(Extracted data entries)
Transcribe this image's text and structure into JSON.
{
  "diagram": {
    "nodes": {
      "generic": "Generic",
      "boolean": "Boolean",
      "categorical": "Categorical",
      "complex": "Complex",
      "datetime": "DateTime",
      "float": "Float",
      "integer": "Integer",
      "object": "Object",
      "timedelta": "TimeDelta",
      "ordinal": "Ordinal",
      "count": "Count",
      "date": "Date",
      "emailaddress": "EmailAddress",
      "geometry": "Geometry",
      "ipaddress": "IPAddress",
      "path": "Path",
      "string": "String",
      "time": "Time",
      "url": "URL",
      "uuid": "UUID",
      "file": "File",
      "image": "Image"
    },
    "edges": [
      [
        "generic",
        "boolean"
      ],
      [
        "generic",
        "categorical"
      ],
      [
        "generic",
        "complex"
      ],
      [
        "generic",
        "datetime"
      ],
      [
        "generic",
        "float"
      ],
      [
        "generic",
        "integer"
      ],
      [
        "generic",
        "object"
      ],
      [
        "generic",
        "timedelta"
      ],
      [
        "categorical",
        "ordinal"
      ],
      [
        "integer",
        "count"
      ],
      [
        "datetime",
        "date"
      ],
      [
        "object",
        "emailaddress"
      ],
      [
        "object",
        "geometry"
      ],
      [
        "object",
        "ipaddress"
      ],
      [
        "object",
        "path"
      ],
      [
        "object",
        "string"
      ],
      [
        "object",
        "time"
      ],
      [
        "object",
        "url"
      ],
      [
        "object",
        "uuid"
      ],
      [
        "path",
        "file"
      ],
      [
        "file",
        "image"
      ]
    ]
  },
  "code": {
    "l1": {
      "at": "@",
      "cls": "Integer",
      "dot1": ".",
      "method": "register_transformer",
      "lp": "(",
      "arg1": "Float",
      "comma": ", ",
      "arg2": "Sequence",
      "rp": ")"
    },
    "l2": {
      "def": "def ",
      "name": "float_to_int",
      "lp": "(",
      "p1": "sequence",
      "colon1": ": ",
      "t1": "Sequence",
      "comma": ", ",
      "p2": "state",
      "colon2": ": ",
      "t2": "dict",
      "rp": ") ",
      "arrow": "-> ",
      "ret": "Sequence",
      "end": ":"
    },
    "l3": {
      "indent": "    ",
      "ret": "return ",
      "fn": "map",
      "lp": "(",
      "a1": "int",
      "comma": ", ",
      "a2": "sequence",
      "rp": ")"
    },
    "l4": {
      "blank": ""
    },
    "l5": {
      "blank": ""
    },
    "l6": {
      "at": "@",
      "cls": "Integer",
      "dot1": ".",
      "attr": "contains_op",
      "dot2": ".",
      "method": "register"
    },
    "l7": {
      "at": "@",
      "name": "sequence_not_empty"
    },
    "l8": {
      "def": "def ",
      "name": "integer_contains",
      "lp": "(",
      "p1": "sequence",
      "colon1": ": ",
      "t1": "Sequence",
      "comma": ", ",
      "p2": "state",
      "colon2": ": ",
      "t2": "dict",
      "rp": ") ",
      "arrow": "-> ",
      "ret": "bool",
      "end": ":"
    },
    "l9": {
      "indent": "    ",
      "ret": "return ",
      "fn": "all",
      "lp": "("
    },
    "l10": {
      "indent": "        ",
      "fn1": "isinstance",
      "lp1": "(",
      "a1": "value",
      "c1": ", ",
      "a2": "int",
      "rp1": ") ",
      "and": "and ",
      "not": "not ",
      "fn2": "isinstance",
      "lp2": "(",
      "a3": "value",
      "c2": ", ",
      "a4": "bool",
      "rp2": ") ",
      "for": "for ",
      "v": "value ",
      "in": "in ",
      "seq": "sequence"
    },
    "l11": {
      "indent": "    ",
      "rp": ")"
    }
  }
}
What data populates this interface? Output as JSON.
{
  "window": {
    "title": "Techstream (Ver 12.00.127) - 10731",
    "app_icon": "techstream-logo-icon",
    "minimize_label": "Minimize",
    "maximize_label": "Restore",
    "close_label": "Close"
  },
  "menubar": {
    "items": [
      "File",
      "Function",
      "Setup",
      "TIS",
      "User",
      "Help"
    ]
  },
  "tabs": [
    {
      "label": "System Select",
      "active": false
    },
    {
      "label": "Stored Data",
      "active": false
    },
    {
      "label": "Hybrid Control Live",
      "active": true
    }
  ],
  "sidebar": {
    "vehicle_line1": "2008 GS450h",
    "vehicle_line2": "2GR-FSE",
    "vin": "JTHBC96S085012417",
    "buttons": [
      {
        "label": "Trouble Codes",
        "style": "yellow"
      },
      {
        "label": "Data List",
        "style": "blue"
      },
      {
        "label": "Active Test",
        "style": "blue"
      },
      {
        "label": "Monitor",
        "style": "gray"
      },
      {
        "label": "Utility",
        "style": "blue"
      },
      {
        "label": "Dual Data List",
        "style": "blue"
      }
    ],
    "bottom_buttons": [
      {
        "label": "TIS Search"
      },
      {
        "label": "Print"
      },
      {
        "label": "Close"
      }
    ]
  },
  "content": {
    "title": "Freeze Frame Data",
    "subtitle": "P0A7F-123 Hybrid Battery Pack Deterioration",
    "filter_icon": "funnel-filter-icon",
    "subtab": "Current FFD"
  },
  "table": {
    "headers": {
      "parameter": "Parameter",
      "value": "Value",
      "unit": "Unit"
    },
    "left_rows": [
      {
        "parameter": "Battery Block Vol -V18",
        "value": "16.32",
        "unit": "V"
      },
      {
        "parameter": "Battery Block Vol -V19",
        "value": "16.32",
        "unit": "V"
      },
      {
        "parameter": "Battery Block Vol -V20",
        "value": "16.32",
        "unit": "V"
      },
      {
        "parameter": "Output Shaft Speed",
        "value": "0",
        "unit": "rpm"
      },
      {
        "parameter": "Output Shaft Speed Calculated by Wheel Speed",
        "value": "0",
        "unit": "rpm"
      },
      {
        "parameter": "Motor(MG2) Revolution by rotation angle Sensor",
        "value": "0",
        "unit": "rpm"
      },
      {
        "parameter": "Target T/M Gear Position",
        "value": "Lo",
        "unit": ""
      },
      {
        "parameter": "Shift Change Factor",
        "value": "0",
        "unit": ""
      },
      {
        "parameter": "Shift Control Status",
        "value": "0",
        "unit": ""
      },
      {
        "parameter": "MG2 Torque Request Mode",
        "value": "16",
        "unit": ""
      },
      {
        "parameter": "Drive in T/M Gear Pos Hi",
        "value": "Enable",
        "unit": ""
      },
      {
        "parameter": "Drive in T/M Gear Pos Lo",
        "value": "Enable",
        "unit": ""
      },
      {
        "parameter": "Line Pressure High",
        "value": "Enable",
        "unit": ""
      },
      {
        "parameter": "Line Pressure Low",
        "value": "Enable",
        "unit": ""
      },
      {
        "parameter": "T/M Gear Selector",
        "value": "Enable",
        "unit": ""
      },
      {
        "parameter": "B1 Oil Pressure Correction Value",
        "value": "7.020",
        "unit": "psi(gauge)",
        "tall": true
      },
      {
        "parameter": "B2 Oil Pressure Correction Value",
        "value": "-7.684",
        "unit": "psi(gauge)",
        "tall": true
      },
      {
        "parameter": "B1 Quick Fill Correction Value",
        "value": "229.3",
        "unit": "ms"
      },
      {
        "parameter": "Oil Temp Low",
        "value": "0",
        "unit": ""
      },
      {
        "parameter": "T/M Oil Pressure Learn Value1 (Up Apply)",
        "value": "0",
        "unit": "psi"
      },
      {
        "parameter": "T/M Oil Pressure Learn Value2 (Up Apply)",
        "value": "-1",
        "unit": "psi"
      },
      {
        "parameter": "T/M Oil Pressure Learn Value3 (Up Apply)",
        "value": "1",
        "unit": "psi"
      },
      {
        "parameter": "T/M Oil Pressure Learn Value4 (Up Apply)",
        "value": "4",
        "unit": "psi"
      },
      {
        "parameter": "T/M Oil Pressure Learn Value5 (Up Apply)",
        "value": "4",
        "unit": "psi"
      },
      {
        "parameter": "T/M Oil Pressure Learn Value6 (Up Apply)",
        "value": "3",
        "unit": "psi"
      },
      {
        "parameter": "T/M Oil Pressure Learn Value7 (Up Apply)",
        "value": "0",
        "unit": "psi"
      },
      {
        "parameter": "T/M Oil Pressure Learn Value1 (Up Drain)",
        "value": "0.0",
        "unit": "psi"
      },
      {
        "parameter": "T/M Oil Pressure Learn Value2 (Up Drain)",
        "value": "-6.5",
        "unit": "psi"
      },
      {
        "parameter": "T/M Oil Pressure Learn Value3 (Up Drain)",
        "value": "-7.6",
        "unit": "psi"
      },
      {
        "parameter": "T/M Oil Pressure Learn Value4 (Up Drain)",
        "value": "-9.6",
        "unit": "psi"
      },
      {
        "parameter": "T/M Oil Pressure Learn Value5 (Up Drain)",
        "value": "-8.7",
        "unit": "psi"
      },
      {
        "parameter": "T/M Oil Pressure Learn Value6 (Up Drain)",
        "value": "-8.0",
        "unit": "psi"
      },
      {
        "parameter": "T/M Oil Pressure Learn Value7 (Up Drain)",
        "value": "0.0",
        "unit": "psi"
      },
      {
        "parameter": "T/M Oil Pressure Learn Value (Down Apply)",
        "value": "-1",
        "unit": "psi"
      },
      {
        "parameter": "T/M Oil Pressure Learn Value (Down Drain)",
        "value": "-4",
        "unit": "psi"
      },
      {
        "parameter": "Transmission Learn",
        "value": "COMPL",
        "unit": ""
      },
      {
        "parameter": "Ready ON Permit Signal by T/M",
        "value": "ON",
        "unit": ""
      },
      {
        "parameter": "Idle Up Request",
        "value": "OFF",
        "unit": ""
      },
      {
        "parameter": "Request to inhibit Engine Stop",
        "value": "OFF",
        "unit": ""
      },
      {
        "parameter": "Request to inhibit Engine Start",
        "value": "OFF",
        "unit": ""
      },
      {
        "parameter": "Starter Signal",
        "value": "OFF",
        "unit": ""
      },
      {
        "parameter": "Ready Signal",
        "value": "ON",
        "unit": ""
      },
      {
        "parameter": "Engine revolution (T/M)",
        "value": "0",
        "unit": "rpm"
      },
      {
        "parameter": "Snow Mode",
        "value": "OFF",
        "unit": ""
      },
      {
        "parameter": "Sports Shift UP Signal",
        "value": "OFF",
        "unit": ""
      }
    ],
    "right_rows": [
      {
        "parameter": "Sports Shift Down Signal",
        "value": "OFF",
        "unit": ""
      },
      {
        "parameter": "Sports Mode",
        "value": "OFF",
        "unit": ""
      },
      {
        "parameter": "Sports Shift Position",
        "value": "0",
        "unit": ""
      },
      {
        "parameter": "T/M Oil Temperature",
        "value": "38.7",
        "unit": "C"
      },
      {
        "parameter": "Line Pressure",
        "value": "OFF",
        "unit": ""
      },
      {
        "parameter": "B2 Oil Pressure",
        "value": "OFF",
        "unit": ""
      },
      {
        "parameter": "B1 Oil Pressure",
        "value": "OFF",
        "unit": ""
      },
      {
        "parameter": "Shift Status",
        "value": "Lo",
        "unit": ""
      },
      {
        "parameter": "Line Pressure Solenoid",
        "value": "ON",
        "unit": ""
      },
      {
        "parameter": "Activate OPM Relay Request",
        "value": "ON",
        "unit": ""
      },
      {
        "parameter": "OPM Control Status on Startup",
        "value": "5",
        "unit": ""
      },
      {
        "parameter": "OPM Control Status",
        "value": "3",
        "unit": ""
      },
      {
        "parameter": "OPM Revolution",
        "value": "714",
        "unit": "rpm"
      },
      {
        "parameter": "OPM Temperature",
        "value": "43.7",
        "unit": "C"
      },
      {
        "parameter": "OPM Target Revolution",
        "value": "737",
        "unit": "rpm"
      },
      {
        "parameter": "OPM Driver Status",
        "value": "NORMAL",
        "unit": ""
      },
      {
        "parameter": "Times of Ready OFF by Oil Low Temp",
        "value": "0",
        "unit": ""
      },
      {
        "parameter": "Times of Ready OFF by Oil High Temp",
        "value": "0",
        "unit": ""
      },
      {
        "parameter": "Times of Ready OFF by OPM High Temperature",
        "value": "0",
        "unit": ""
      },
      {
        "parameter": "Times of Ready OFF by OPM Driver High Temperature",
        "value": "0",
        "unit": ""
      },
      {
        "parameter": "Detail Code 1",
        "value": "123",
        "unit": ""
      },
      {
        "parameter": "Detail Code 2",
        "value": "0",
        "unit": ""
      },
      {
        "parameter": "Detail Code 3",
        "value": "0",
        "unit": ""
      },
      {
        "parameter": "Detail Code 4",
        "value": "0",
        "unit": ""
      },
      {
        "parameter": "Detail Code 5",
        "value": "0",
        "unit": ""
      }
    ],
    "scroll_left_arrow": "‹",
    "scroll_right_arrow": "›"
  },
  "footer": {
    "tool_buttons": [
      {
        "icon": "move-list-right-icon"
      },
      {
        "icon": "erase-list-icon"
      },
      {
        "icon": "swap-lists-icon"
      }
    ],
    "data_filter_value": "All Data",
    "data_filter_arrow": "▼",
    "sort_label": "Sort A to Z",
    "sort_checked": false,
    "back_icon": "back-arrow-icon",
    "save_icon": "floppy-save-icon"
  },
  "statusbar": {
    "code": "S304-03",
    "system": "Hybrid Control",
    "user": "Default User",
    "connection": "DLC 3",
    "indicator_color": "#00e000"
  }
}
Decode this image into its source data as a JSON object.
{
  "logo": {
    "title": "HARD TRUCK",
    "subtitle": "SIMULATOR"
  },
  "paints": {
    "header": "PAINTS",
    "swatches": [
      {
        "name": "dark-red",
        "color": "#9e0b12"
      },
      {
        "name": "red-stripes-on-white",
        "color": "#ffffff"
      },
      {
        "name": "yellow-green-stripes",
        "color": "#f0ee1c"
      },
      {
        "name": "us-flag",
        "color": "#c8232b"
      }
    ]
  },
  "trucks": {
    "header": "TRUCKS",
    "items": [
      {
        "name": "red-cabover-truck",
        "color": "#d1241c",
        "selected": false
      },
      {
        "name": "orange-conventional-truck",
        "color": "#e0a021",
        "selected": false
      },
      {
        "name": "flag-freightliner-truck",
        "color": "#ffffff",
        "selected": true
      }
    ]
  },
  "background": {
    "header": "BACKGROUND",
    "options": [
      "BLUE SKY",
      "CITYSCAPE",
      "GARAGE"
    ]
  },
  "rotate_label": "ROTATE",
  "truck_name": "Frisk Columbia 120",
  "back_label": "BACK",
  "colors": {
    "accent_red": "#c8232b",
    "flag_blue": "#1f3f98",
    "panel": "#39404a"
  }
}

▸ TASK REQUIREMENTS: Copy each line containing the word "Block" from the data.

▸ COMPLETED TASK:
        "parameter": "Battery Block Vol -V18",
        "parameter": "Battery Block Vol -V19",
        "parameter": "Battery Block Vol -V20",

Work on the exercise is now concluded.